Task details.
Reproduce the records word for word, starting at their first line and ending with the line that contains "chevron-down-icon xyxy=(368,17,380,24)". Include both of those lines.
— Begin Data extract —
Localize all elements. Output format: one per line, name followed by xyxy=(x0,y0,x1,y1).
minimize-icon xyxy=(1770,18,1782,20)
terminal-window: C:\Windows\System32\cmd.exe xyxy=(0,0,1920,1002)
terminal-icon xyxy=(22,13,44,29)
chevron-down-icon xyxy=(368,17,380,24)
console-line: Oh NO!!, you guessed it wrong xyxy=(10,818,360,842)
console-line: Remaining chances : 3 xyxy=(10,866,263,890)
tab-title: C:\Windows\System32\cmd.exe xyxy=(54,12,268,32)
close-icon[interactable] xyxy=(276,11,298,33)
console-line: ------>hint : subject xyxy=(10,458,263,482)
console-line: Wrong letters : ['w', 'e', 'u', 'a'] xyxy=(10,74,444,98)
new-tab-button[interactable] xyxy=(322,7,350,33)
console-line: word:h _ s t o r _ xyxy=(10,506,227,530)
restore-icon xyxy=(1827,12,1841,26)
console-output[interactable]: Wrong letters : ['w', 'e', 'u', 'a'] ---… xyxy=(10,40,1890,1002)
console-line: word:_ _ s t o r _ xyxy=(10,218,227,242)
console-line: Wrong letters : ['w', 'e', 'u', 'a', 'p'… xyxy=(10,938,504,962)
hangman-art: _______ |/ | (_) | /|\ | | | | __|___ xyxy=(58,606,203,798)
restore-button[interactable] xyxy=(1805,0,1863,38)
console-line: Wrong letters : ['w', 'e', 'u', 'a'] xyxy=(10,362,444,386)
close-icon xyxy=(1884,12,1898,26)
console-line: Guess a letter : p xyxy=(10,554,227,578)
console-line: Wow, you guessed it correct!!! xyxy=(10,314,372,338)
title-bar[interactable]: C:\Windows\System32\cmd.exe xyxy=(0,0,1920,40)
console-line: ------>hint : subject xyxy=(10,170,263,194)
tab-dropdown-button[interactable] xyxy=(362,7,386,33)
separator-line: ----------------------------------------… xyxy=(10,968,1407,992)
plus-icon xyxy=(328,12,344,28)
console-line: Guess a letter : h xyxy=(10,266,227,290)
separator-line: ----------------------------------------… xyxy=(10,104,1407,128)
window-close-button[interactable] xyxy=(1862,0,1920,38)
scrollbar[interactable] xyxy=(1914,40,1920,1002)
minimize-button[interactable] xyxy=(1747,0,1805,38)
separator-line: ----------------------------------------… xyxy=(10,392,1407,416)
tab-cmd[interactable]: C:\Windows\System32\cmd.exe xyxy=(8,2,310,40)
— End Data extract —
Task solution.
Localize all elements. Output format: one per line, name followed by xyxy=(x0,y0,x1,y1).
minimize-icon xyxy=(1770,18,1782,20)
terminal-window: C:\Windows\System32\cmd.exe xyxy=(0,0,1920,1002)
terminal-icon xyxy=(22,13,44,29)
chevron-down-icon xyxy=(368,17,380,24)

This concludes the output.